**What to produce**
Please quote, unchanged, the rows between the row containing "running-indicator: [622, 760, 628, 763]" and the row containing "start-search-flyout: All Apps", inclusive.

**Material for this exercise**
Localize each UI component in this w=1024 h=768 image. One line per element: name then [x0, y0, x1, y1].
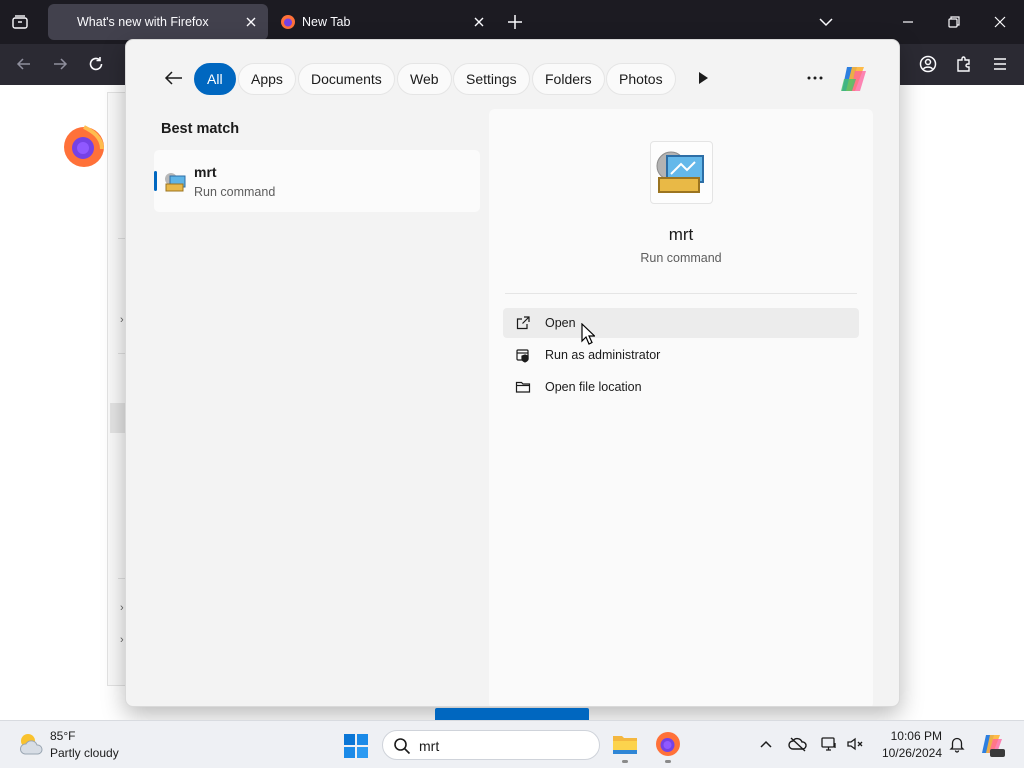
running-indicator: [622, 760, 628, 763]
run-as-administrator-action[interactable]: Run as administrator: [503, 340, 859, 370]
best-match-result[interactable]: mrt Run command: [154, 150, 480, 212]
close-tab-icon[interactable]: [244, 15, 258, 29]
filter-documents[interactable]: Documents: [298, 63, 395, 95]
best-match-heading: Best match: [161, 121, 240, 137]
close-window-icon[interactable]: [990, 12, 1010, 32]
account-icon[interactable]: [918, 54, 938, 74]
more-filters-play-icon[interactable]: [694, 69, 712, 87]
open-external-icon: [515, 315, 531, 331]
reload-icon[interactable]: [86, 54, 106, 74]
filter-settings[interactable]: Settings: [453, 63, 530, 95]
tab-list-icon[interactable]: [8, 10, 32, 34]
taskbar-search-box[interactable]: mrt: [382, 730, 600, 760]
preview-divider: [505, 293, 857, 294]
action-label: Open file location: [545, 380, 642, 394]
mouse-pointer-icon: [581, 322, 596, 345]
start-search-flyout: All Apps Documents Web Settings Folders …: [125, 39, 900, 707]
mrt-app-icon: [163, 170, 187, 194]
network-display-icon[interactable]: [820, 735, 838, 753]
forward-arrow-icon[interactable]: [50, 54, 70, 74]
back-arrow-icon[interactable]: [163, 67, 185, 89]
action-label: Open: [545, 316, 576, 330]
running-indicator: [665, 760, 671, 763]
search-icon: [393, 737, 411, 755]
weather-condition[interactable]: Partly cloudy: [50, 746, 119, 760]
open-action[interactable]: Open: [503, 308, 859, 338]
file-explorer-icon[interactable]: [611, 730, 639, 758]
volume-muted-icon[interactable]: [846, 735, 864, 753]
filter-photos[interactable]: Photos: [606, 63, 676, 95]
selection-accent: [154, 171, 157, 191]
start-search-indicator: [435, 708, 589, 720]
weather-temperature[interactable]: 85°F: [50, 729, 75, 743]
chevron-right-icon: ›: [120, 602, 124, 614]
new-tab-plus-icon[interactable]: [504, 11, 526, 33]
copilot-icon[interactable]: [838, 63, 870, 95]
minimize-icon[interactable]: [898, 12, 918, 32]
result-type: Run command: [194, 185, 276, 199]
taskbar: 85°F Partly cloudy mrt 10:06 PM 10/26/20…: [0, 720, 1024, 768]
windows-start-icon[interactable]: [343, 733, 369, 759]
partly-cloudy-weather-icon[interactable]: [16, 729, 46, 759]
onedrive-offline-icon[interactable]: [788, 735, 807, 753]
chevron-right-icon: ›: [120, 634, 124, 646]
folder-icon: [515, 379, 531, 395]
filter-apps[interactable]: Apps: [238, 63, 296, 95]
extensions-icon[interactable]: [954, 54, 974, 74]
show-hidden-icons-chevron-icon[interactable]: [757, 735, 775, 753]
more-options-icon[interactable]: [804, 67, 826, 89]
copilot-pre-icon[interactable]: [979, 732, 1005, 758]
filter-folders[interactable]: Folders: [532, 63, 605, 95]
firefox-favicon-icon: [280, 14, 296, 30]
preview-name: mrt: [668, 225, 694, 244]
clock-date[interactable]: 10/26/2024: [870, 746, 942, 760]
browser-tab-bar: What's new with Firefox New Tab: [0, 0, 1024, 44]
notification-bell-icon[interactable]: [948, 735, 966, 753]
action-label: Run as administrator: [545, 348, 661, 362]
firefox-logo-icon: [62, 125, 106, 169]
firefox-taskbar-icon[interactable]: [654, 730, 682, 758]
background-settings-panel: [107, 92, 127, 686]
chevron-right-icon: ›: [120, 314, 124, 326]
tab-new-tab[interactable]: New Tab: [276, 4, 496, 40]
mrt-app-large-icon: [650, 141, 713, 204]
preview-type: Run command: [640, 251, 722, 265]
tab-label: What's new with Firefox: [77, 15, 209, 29]
tab-label: New Tab: [302, 15, 351, 29]
result-name: mrt: [194, 164, 217, 180]
open-file-location-action[interactable]: Open file location: [503, 372, 859, 402]
close-tab-icon[interactable]: [472, 15, 486, 29]
search-input-text[interactable]: mrt: [419, 738, 439, 754]
tab-whats-new[interactable]: What's new with Firefox: [48, 4, 268, 40]
admin-shield-icon: [515, 347, 531, 363]
result-preview-pane: mrt Run command Open Run as administrato…: [489, 109, 873, 706]
hamburger-menu-icon[interactable]: [990, 54, 1010, 74]
back-arrow-icon[interactable]: [14, 54, 34, 74]
restore-icon[interactable]: [944, 12, 964, 32]
filter-all[interactable]: All: [194, 63, 236, 95]
list-all-tabs-chevron-icon[interactable]: [816, 12, 836, 32]
clock-time[interactable]: 10:06 PM: [880, 729, 942, 743]
filter-web[interactable]: Web: [397, 63, 452, 95]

**Final result**
running-indicator: [622, 760, 628, 763]
run-as-administrator-action[interactable]: Run as administrator: [503, 340, 859, 370]
best-match-result[interactable]: mrt Run command: [154, 150, 480, 212]
close-tab-icon[interactable]: [244, 15, 258, 29]
filter-documents[interactable]: Documents: [298, 63, 395, 95]
best-match-heading: Best match: [161, 121, 240, 137]
close-window-icon[interactable]: [990, 12, 1010, 32]
account-icon[interactable]: [918, 54, 938, 74]
more-filters-play-icon[interactable]: [694, 69, 712, 87]
open-external-icon: [515, 315, 531, 331]
reload-icon[interactable]: [86, 54, 106, 74]
filter-settings[interactable]: Settings: [453, 63, 530, 95]
tab-list-icon[interactable]: [8, 10, 32, 34]
taskbar-search-box[interactable]: mrt: [382, 730, 600, 760]
preview-divider: [505, 293, 857, 294]
action-label: Open file location: [545, 380, 642, 394]
mouse-pointer-icon: [581, 322, 596, 345]
start-search-flyout: All Apps Documents Web Settings Folders …: [125, 39, 900, 707]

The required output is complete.